--- Short task ---
Gather each line of the entries below that includes "которые".

--- Provided data ---

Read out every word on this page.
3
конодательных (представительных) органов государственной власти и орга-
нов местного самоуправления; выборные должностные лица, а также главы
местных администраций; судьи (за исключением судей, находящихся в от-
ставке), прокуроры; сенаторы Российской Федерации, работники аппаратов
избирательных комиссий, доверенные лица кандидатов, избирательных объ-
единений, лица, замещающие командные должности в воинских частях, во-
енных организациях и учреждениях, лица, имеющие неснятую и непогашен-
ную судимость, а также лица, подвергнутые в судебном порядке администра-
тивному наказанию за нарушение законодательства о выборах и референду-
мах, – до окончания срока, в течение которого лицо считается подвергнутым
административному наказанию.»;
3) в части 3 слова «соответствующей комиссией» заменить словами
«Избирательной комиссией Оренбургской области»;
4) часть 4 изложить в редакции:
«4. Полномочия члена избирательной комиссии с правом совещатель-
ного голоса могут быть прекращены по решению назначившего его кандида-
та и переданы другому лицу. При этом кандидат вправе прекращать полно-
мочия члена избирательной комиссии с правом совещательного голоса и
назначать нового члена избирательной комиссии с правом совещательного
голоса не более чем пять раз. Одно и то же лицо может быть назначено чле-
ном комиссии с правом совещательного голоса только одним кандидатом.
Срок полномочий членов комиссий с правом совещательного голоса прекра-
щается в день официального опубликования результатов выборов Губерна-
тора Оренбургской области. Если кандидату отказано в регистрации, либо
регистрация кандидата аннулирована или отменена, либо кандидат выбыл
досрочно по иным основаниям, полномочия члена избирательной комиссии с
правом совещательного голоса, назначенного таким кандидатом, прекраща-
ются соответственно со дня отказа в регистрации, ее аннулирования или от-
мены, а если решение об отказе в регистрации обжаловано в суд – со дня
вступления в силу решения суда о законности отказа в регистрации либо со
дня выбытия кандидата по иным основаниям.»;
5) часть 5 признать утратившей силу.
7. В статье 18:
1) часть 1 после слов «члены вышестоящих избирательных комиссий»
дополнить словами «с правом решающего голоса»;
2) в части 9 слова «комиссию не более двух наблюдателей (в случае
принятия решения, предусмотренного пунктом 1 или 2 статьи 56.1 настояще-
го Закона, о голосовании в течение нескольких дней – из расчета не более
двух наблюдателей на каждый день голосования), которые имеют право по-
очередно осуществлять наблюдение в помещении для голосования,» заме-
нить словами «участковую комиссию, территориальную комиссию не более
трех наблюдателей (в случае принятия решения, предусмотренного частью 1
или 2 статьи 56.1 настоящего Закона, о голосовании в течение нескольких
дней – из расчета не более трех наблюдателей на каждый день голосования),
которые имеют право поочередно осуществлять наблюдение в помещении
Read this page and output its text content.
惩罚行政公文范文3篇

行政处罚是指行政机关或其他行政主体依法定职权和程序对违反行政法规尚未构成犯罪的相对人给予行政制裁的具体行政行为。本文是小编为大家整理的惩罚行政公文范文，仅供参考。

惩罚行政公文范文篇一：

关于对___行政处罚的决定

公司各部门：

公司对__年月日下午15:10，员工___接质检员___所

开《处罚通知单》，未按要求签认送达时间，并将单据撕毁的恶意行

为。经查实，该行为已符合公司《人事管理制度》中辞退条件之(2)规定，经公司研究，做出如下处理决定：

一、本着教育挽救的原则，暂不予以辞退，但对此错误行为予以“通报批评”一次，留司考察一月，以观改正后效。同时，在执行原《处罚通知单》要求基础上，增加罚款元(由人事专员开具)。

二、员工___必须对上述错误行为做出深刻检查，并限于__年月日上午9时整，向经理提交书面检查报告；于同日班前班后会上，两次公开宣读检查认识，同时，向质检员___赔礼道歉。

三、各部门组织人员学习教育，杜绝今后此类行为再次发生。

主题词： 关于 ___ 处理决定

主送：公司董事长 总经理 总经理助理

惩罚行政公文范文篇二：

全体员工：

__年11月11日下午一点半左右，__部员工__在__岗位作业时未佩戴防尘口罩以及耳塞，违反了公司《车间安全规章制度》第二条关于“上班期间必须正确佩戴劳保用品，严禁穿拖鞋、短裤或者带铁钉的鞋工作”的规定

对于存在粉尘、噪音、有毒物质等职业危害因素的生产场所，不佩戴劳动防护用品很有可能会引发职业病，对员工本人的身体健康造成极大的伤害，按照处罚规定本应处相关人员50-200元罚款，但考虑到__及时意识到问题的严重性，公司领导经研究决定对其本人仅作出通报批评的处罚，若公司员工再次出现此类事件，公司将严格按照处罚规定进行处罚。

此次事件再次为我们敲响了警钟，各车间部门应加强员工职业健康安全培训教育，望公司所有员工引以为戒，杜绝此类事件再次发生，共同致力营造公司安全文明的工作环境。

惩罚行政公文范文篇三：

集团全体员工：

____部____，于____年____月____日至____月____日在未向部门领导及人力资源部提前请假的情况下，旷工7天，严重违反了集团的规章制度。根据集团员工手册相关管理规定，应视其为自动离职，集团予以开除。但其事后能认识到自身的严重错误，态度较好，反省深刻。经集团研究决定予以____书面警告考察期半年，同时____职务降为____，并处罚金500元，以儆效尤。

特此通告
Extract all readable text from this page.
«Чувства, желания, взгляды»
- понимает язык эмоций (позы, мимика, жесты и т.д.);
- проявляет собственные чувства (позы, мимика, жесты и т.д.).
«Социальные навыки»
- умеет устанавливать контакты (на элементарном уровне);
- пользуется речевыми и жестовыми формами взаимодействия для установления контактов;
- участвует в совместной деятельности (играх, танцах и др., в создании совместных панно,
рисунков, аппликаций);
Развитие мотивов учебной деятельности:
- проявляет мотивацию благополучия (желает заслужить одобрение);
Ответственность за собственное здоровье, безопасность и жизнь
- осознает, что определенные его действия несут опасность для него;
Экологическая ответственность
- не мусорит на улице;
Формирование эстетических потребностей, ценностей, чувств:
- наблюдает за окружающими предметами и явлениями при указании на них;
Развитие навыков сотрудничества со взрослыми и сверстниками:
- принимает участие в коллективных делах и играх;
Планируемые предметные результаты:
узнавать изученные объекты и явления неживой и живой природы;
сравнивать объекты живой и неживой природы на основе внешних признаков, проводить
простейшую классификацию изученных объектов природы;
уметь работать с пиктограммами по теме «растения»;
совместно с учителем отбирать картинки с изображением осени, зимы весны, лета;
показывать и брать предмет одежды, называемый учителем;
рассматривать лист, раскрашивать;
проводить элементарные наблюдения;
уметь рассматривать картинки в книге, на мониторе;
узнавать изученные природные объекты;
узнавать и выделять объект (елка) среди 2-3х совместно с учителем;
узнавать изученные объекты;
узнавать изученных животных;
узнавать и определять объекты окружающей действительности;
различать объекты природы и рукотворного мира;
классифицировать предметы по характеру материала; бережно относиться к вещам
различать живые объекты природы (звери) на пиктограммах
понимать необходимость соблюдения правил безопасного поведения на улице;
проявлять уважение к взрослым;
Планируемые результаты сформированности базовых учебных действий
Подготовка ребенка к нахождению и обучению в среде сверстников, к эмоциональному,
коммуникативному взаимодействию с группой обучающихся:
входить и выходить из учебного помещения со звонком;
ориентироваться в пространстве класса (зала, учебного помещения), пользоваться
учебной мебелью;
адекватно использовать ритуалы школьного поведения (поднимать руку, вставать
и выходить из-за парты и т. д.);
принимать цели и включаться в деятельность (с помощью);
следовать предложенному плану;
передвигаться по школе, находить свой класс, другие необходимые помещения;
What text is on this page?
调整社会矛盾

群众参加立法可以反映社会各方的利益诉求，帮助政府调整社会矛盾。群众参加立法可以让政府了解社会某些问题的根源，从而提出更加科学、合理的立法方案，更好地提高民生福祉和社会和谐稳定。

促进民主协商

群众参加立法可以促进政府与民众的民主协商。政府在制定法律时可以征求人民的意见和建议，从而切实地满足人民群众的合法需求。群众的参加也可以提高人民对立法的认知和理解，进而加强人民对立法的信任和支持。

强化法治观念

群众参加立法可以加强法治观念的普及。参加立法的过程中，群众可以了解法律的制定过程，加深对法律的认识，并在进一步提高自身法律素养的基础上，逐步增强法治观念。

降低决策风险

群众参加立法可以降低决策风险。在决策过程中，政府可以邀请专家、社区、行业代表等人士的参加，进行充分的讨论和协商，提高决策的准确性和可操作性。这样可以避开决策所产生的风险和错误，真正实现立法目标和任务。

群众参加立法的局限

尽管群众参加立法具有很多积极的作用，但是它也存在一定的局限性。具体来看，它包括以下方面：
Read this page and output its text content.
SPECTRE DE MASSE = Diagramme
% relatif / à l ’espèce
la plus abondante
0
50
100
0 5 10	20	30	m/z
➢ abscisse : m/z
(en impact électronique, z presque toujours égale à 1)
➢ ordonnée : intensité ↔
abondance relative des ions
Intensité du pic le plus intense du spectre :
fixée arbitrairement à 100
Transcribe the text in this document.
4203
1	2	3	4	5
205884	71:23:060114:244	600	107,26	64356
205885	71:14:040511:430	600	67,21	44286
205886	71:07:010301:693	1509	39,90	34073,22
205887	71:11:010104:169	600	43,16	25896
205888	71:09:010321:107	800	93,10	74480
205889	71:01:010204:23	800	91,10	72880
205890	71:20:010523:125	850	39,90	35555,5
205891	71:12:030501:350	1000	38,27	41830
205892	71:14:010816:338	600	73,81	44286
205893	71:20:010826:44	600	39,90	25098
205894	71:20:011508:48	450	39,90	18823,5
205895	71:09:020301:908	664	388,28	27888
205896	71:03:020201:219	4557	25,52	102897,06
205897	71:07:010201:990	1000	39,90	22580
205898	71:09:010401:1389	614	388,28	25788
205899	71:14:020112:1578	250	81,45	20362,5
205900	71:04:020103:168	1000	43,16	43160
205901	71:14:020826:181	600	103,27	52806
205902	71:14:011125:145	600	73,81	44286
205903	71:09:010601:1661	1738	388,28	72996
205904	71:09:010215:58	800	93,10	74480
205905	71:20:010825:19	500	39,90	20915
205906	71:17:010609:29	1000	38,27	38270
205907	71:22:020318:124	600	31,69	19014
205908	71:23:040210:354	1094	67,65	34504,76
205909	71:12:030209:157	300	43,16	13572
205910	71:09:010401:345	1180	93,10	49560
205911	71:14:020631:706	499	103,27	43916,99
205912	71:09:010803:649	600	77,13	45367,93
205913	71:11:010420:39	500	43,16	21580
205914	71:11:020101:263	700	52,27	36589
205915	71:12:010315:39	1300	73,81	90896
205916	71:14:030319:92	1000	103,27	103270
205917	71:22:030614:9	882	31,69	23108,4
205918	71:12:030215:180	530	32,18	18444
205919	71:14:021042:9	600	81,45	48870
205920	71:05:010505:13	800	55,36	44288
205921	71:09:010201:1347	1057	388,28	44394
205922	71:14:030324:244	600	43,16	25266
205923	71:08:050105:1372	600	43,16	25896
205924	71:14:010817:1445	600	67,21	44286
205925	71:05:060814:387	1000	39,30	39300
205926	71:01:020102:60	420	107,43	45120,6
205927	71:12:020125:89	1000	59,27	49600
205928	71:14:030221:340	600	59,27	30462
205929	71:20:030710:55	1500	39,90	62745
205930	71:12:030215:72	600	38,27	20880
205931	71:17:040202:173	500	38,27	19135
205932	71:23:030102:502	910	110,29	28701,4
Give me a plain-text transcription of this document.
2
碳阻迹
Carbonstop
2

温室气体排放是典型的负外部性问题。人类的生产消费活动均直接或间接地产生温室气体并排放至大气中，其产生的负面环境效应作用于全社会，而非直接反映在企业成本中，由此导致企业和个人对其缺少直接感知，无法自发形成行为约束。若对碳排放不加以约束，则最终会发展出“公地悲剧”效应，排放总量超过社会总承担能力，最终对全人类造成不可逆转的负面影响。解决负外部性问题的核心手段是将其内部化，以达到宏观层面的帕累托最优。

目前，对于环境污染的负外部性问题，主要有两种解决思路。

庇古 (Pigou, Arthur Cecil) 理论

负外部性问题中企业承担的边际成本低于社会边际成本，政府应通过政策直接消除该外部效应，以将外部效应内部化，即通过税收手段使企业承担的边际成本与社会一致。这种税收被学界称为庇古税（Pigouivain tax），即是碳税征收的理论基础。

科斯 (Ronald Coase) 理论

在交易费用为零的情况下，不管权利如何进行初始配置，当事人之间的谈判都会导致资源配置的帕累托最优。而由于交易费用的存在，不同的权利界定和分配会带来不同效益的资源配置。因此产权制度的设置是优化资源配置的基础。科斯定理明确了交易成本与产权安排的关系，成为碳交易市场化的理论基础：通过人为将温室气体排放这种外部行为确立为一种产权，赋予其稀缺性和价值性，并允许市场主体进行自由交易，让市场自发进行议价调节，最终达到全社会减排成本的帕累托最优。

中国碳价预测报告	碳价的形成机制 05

--- Exercise answer ---
двух наблюдателей на каждый день голосования), которые имеют право по-
которые имеют право поочередно осуществлять наблюдение в помещении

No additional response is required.